### [Problem statement]
All the records that follow need to be reproduced exactly. Omit the images.

### [Recorded data]
********************
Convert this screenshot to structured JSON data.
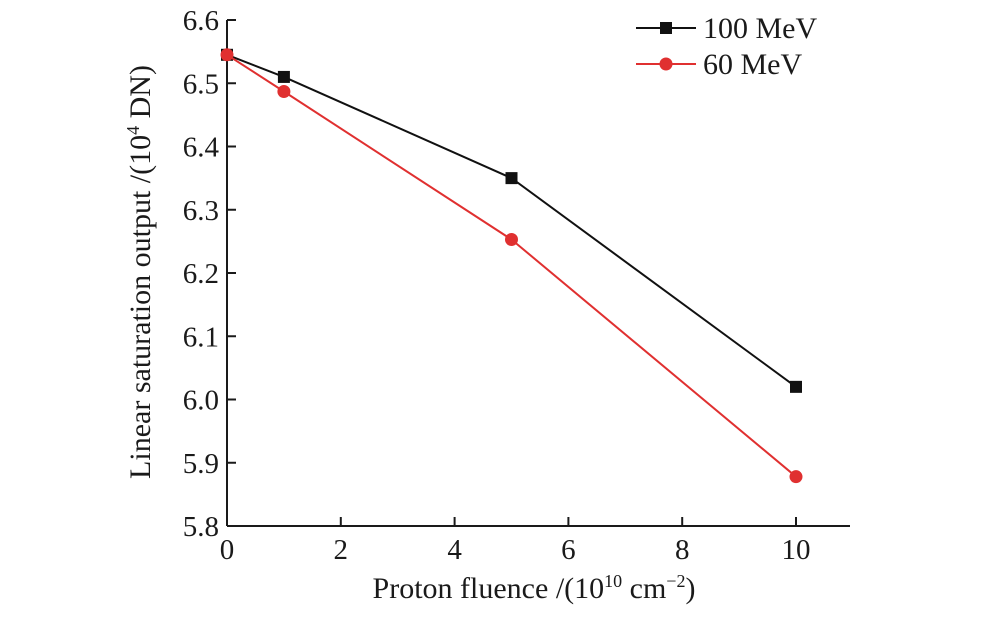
{
  "chart_data": {
    "type": "line",
    "title": "",
    "xlabel": {
      "prefix": "Proton fluence /(10",
      "sup1": "10",
      "mid": " cm",
      "sup2": "−2",
      "suffix": ")"
    },
    "ylabel": {
      "prefix": "Linear saturation output /(10",
      "sup": "4",
      "suffix": " DN)"
    },
    "xlim": [
      0,
      11
    ],
    "ylim": [
      5.8,
      6.6
    ],
    "xticks": [
      0,
      2,
      4,
      6,
      8,
      10
    ],
    "xtick_labels": [
      "0",
      "2",
      "4",
      "6",
      "8",
      "10"
    ],
    "yticks": [
      5.8,
      5.9,
      6.0,
      6.1,
      6.2,
      6.3,
      6.4,
      6.5,
      6.6
    ],
    "ytick_labels": [
      "5.8",
      "5.9",
      "6.0",
      "6.1",
      "6.2",
      "6.3",
      "6.4",
      "6.5",
      "6.6"
    ],
    "grid": false,
    "legend_position": "top-right",
    "x": [
      0,
      1,
      5,
      10
    ],
    "series": [
      {
        "name": "100 MeV",
        "values": [
          6.545,
          6.51,
          6.35,
          6.02
        ],
        "color": "#111111",
        "marker": "square"
      },
      {
        "name": "60 MeV",
        "values": [
          6.545,
          6.487,
          6.253,
          5.878
        ],
        "color": "#e03030",
        "marker": "circle"
      }
    ]
  }
}
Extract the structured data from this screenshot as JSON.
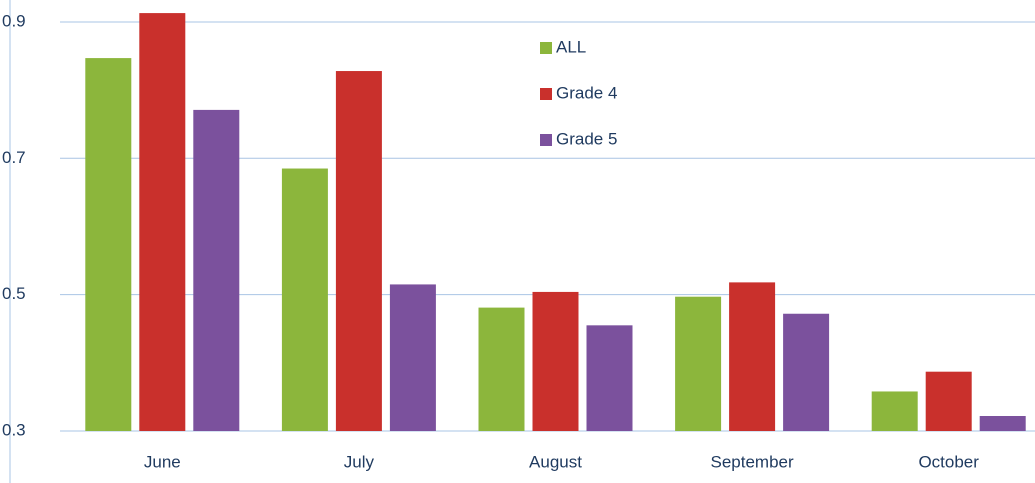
{
  "chart_data": {
    "type": "bar",
    "categories": [
      "June",
      "July",
      "August",
      "September",
      "October"
    ],
    "series": [
      {
        "name": "ALL",
        "color": "#8cb63c",
        "values": [
          0.847,
          0.685,
          0.481,
          0.497,
          0.358
        ]
      },
      {
        "name": "Grade 4",
        "color": "#c9302c",
        "values": [
          0.913,
          0.828,
          0.504,
          0.518,
          0.387
        ]
      },
      {
        "name": "Grade 5",
        "color": "#7b519d",
        "values": [
          0.771,
          0.515,
          0.455,
          0.472,
          0.322
        ]
      }
    ],
    "ylim": [
      0.3,
      0.93
    ],
    "yticks": [
      0.3,
      0.5,
      0.7,
      0.9
    ],
    "grid": true,
    "legend": "top"
  }
}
********************
### [Solution to this task]
Convert this screenshot to structured JSON data.
{
  "chart_data": {
    "type": "line",
    "title": "",
    "xlabel": {
      "prefix": "Proton fluence /(10",
      "sup1": "10",
      "mid": " cm",
      "sup2": "−2",
      "suffix": ")"
    },
    "ylabel": {
      "prefix": "Linear saturation output /(10",
      "sup": "4",
      "suffix": " DN)"
    },
    "xlim": [
      0,
      11
    ],
    "ylim": [
      5.8,
      6.6
    ],
    "xticks": [
      0,
      2,
      4,
      6,
      8,
      10
    ],
    "xtick_labels": [
      "0",
      "2",
      "4",
      "6",
      "8",
      "10"
    ],
    "yticks": [
      5.8,
      5.9,
      6.0,
      6.1,
      6.2,
      6.3,
      6.4,
      6.5,
      6.6
    ],
    "ytick_labels": [
      "5.8",
      "5.9",
      "6.0",
      "6.1",
      "6.2",
      "6.3",
      "6.4",
      "6.5",
      "6.6"
    ],
    "grid": false,
    "legend_position": "top-right",
    "x": [
      0,
      1,
      5,
      10
    ],
    "series": [
      {
        "name": "100 MeV",
        "values": [
          6.545,
          6.51,
          6.35,
          6.02
        ],
        "color": "#111111",
        "marker": "square"
      },
      {
        "name": "60 MeV",
        "values": [
          6.545,
          6.487,
          6.253,
          5.878
        ],
        "color": "#e03030",
        "marker": "circle"
      }
    ]
  }
}
Extract the structured data from this screenshot as JSON.
{
  "chart_data": {
    "type": "bar",
    "categories": [
      "June",
      "July",
      "August",
      "September",
      "October"
    ],
    "series": [
      {
        "name": "ALL",
        "color": "#8cb63c",
        "values": [
          0.847,
          0.685,
          0.481,
          0.497,
          0.358
        ]
      },
      {
        "name": "Grade 4",
        "color": "#c9302c",
        "values": [
          0.913,
          0.828,
          0.504,
          0.518,
          0.387
        ]
      },
      {
        "name": "Grade 5",
        "color": "#7b519d",
        "values": [
          0.771,
          0.515,
          0.455,
          0.472,
          0.322
        ]
      }
    ],
    "ylim": [
      0.3,
      0.93
    ],
    "yticks": [
      0.3,
      0.5,
      0.7,
      0.9
    ],
    "grid": true,
    "legend": "top"
  }
}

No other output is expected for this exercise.